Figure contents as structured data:
==================================================

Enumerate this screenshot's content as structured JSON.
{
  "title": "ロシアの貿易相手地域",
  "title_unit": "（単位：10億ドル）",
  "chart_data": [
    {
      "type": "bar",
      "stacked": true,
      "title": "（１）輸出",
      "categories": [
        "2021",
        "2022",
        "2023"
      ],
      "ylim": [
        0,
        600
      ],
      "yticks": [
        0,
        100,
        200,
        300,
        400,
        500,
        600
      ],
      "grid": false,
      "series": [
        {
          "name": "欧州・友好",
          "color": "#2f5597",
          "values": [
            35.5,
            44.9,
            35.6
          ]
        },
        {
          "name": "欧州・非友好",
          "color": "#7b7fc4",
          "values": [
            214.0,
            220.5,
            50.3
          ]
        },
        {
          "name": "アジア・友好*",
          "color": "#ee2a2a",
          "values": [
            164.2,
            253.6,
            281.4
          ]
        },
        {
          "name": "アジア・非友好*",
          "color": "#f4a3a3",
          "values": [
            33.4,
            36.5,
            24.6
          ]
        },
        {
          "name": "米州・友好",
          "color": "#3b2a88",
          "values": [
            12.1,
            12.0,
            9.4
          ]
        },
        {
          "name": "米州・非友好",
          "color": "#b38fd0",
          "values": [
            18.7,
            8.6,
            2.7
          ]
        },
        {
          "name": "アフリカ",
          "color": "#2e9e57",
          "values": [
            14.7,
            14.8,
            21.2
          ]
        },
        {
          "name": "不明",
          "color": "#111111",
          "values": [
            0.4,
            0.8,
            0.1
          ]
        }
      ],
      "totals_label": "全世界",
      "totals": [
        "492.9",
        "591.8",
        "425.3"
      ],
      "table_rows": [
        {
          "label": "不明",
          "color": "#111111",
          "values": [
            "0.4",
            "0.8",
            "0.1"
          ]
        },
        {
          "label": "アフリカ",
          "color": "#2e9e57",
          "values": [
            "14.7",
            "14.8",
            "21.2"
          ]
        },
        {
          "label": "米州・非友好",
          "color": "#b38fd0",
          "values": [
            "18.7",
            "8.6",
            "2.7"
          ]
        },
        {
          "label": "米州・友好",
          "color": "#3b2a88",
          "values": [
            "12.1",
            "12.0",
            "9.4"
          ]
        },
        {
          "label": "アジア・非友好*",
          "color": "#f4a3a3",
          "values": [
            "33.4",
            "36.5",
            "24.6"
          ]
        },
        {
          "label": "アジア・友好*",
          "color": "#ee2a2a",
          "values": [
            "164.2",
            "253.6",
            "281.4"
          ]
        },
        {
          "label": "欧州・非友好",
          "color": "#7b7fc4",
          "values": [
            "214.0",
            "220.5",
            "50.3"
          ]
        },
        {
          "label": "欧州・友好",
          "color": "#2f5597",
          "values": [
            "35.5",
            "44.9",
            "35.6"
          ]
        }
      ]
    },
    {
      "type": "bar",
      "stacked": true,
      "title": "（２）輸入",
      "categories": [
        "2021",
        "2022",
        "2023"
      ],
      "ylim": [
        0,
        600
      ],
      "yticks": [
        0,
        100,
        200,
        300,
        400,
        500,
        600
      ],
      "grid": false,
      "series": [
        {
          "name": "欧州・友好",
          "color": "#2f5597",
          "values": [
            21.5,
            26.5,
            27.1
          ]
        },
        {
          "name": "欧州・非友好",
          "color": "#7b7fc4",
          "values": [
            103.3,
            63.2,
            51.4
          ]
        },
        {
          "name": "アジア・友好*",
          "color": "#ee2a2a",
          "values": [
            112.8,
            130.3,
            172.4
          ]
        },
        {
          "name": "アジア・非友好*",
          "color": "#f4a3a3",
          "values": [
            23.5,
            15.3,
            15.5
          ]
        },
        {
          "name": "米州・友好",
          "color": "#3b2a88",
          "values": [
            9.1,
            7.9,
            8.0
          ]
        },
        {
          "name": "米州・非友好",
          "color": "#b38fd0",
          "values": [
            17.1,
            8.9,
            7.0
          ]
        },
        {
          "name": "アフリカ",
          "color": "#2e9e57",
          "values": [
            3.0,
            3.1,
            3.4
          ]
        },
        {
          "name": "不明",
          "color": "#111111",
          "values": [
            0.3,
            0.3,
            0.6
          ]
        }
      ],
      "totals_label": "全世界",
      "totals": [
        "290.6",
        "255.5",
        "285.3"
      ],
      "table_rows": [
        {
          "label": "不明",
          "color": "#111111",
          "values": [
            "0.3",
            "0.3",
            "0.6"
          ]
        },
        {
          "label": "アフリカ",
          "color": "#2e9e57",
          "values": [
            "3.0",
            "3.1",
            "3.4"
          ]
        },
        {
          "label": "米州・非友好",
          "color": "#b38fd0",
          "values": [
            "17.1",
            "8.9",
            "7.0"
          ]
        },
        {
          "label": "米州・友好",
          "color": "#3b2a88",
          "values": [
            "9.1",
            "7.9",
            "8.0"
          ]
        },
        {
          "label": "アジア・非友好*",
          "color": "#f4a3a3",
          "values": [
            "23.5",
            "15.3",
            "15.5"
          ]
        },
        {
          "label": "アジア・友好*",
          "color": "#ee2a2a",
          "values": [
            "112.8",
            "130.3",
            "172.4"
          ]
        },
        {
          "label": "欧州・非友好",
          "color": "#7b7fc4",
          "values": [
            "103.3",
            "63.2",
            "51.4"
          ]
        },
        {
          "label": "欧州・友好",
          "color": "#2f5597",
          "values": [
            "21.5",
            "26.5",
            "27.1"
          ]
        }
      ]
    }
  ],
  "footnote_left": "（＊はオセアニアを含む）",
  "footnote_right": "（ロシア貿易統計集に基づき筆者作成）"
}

==================================================

_EXERCISE GOAL_. Using the data above, output each line exactly.

_TASK OUTPUT_.
Enumerate this screenshot's content as structured JSON.
{
  "title": "ロシアの貿易相手地域",
  "title_unit": "（単位：10億ドル）",
  "chart_data": [
    {
      "type": "bar",
      "stacked": true,
      "title": "（１）輸出",
      "categories": [
        "2021",
        "2022",
        "2023"
      ],
      "ylim": [
        0,
        600
      ],
      "yticks": [
        0,
        100,
        200,
        300,
        400,
        500,
        600
      ],
      "grid": false,
      "series": [
        {
          "name": "欧州・友好",
          "color": "#2f5597",
          "values": [
            35.5,
            44.9,
            35.6
          ]
        },
        {
          "name": "欧州・非友好",
          "color": "#7b7fc4",
          "values": [
            214.0,
            220.5,
            50.3
          ]
        },
        {
          "name": "アジア・友好*",
          "color": "#ee2a2a",
          "values": [
            164.2,
            253.6,
            281.4
          ]
        },
        {
          "name": "アジア・非友好*",
          "color": "#f4a3a3",
          "values": [
            33.4,
            36.5,
            24.6
          ]
        },
        {
          "name": "米州・友好",
          "color": "#3b2a88",
          "values": [
            12.1,
            12.0,
            9.4
          ]
        },
        {
          "name": "米州・非友好",
          "color": "#b38fd0",
          "values": [
            18.7,
            8.6,
            2.7
          ]
        },
        {
          "name": "アフリカ",
          "color": "#2e9e57",
          "values": [
            14.7,
            14.8,
            21.2
          ]
        },
        {
          "name": "不明",
          "color": "#111111",
          "values": [
            0.4,
            0.8,
            0.1
          ]
        }
      ],
      "totals_label": "全世界",
      "totals": [
        "492.9",
        "591.8",
        "425.3"
      ],
      "table_rows": [
        {
          "label": "不明",
          "color": "#111111",
          "values": [
            "0.4",
            "0.8",
            "0.1"
          ]
        },
        {
          "label": "アフリカ",
          "color": "#2e9e57",
          "values": [
            "14.7",
            "14.8",
            "21.2"
          ]
        },
        {
          "label": "米州・非友好",
          "color": "#b38fd0",
          "values": [
            "18.7",
            "8.6",
            "2.7"
          ]
        },
        {
          "label": "米州・友好",
          "color": "#3b2a88",
          "values": [
            "12.1",
            "12.0",
            "9.4"
          ]
        },
        {
          "label": "アジア・非友好*",
          "color": "#f4a3a3",
          "values": [
            "33.4",
            "36.5",
            "24.6"
          ]
        },
        {
          "label": "アジア・友好*",
          "color": "#ee2a2a",
          "values": [
            "164.2",
            "253.6",
            "281.4"
          ]
        },
        {
          "label": "欧州・非友好",
          "color": "#7b7fc4",
          "values": [
            "214.0",
            "220.5",
            "50.3"
          ]
        },
        {
          "label": "欧州・友好",
          "color": "#2f5597",
          "values": [
            "35.5",
            "44.9",
            "35.6"
          ]
        }
      ]
    },
    {
      "type": "bar",
      "stacked": true,
      "title": "（２）輸入",
      "categories": [
        "2021",
        "2022",
        "2023"
      ],
      "ylim": [
        0,
        600
      ],
      "yticks": [
        0,
        100,
        200,
        300,
        400,
        500,
        600
      ],
      "grid": false,
      "series": [
        {
          "name": "欧州・友好",
          "color": "#2f5597",
          "values": [
            21.5,
            26.5,
            27.1
          ]
        },
        {
          "name": "欧州・非友好",
          "color": "#7b7fc4",
          "values": [
            103.3,
            63.2,
            51.4
          ]
        },
        {
          "name": "アジア・友好*",
          "color": "#ee2a2a",
          "values": [
            112.8,
            130.3,
            172.4
          ]
        },
        {
          "name": "アジア・非友好*",
          "color": "#f4a3a3",
          "values": [
            23.5,
            15.3,
            15.5
          ]
        },
        {
          "name": "米州・友好",
          "color": "#3b2a88",
          "values": [
            9.1,
            7.9,
            8.0
          ]
        },
        {
          "name": "米州・非友好",
          "color": "#b38fd0",
          "values": [
            17.1,
            8.9,
            7.0
          ]
        },
        {
          "name": "アフリカ",
          "color": "#2e9e57",
          "values": [
            3.0,
            3.1,
            3.4
          ]
        },
        {
          "name": "不明",
          "color": "#111111",
          "values": [
            0.3,
            0.3,
            0.6
          ]
        }
      ],
      "totals_label": "全世界",
      "totals": [
        "290.6",
        "255.5",
        "285.3"
      ],
      "table_rows": [
        {
          "label": "不明",
          "color": "#111111",
          "values": [
            "0.3",
            "0.3",
            "0.6"
          ]
        },
        {
          "label": "アフリカ",
          "color": "#2e9e57",
          "values": [
            "3.0",
            "3.1",
            "3.4"
          ]
        },
        {
          "label": "米州・非友好",
          "color": "#b38fd0",
          "values": [
            "17.1",
            "8.9",
            "7.0"
          ]
        },
        {
          "label": "米州・友好",
          "color": "#3b2a88",
          "values": [
            "9.1",
            "7.9",
            "8.0"
          ]
        },
        {
          "label": "アジア・非友好*",
          "color": "#f4a3a3",
          "values": [
            "23.5",
            "15.3",
            "15.5"
          ]
        },
        {
          "label": "アジア・友好*",
          "color": "#ee2a2a",
          "values": [
            "112.8",
            "130.3",
            "172.4"
          ]
        },
        {
          "label": "欧州・非友好",
          "color": "#7b7fc4",
          "values": [
            "103.3",
            "63.2",
            "51.4"
          ]
        },
        {
          "label": "欧州・友好",
          "color": "#2f5597",
          "values": [
            "21.5",
            "26.5",
            "27.1"
          ]
        }
      ]
    }
  ],
  "footnote_left": "（＊はオセアニアを含む）",
  "footnote_right": "（ロシア貿易統計集に基づき筆者作成）"
}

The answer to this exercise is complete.